Source records:
※

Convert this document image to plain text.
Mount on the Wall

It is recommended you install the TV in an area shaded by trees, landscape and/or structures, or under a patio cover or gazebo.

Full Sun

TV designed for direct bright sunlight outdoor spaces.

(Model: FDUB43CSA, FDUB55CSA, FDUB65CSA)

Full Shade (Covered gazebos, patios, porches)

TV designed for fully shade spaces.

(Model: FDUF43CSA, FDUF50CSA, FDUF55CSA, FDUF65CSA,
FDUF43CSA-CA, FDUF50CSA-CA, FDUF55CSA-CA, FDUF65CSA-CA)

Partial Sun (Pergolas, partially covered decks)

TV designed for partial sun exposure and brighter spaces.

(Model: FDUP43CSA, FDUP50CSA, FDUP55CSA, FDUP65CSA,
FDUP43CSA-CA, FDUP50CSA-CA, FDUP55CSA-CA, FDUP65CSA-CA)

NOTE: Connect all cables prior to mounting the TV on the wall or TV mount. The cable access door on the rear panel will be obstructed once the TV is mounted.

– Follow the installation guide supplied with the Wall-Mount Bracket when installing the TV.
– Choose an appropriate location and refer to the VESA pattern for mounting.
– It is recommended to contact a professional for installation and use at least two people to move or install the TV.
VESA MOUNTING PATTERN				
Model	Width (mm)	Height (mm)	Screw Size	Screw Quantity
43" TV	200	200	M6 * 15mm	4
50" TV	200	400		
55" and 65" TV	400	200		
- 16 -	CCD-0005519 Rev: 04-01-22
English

※

* TASK TO CARRY OUT: Every entry above should be retyped exactly as shown.

* REPLY TO THE TASK:
Convert this document image to plain text.
Mount on the Wall

It is recommended you install the TV in an area shaded by trees, landscape and/or structures, or under a patio cover or gazebo.

Full Sun

TV designed for direct bright sunlight outdoor spaces.

(Model: FDUB43CSA, FDUB55CSA, FDUB65CSA)

Full Shade (Covered gazebos, patios, porches)

TV designed for fully shade spaces.

(Model: FDUF43CSA, FDUF50CSA, FDUF55CSA, FDUF65CSA,
FDUF43CSA-CA, FDUF50CSA-CA, FDUF55CSA-CA, FDUF65CSA-CA)

Partial Sun (Pergolas, partially covered decks)

TV designed for partial sun exposure and brighter spaces.

(Model: FDUP43CSA, FDUP50CSA, FDUP55CSA, FDUP65CSA,
FDUP43CSA-CA, FDUP50CSA-CA, FDUP55CSA-CA, FDUP65CSA-CA)

NOTE: Connect all cables prior to mounting the TV on the wall or TV mount. The cable access door on the rear panel will be obstructed once the TV is mounted.

– Follow the installation guide supplied with the Wall-Mount Bracket when installing the TV.
– Choose an appropriate location and refer to the VESA pattern for mounting.
– It is recommended to contact a professional for installation and use at least two people to move or install the TV.
VESA MOUNTING PATTERN				
Model	Width (mm)	Height (mm)	Screw Size	Screw Quantity
43" TV	200	200	M6 * 15mm	4
50" TV	200	400		
55" and 65" TV	400	200		
- 16 -	CCD-0005519 Rev: 04-01-22
English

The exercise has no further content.